**What is asked**
Reproduce each line from the records that holds "false".

**Listing**
■ ■ ■ ■ ■ ■ ■

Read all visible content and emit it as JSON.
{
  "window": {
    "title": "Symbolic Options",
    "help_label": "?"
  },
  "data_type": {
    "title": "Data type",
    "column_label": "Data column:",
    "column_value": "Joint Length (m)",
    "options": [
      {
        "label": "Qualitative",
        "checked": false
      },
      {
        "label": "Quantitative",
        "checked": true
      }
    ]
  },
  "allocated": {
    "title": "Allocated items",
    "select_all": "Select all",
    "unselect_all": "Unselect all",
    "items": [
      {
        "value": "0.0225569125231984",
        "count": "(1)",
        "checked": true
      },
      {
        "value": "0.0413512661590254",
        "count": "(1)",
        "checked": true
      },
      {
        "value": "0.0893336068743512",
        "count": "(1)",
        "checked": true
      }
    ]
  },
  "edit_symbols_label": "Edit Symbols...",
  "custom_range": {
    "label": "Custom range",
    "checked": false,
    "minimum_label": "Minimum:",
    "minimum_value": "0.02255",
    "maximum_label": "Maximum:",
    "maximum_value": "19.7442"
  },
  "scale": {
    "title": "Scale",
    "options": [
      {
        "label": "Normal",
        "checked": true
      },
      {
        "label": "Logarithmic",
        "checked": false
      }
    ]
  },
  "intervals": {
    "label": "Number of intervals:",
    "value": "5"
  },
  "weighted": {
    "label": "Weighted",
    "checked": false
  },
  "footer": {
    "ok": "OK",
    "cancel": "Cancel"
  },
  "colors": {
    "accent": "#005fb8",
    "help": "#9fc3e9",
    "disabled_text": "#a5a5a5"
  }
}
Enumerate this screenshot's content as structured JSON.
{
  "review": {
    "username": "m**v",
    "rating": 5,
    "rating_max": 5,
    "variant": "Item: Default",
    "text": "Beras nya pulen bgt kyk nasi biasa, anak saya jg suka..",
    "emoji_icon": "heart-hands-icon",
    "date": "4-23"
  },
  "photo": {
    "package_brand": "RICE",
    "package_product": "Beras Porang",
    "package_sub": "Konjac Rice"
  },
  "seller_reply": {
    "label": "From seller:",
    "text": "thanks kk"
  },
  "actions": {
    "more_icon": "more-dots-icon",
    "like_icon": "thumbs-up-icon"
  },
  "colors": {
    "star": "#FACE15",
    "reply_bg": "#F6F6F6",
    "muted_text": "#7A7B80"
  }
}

■ ■ ■ ■ ■ ■ ■

**Correct answer**
        "checked": false
    "checked": false,
        "checked": false
    "checked": false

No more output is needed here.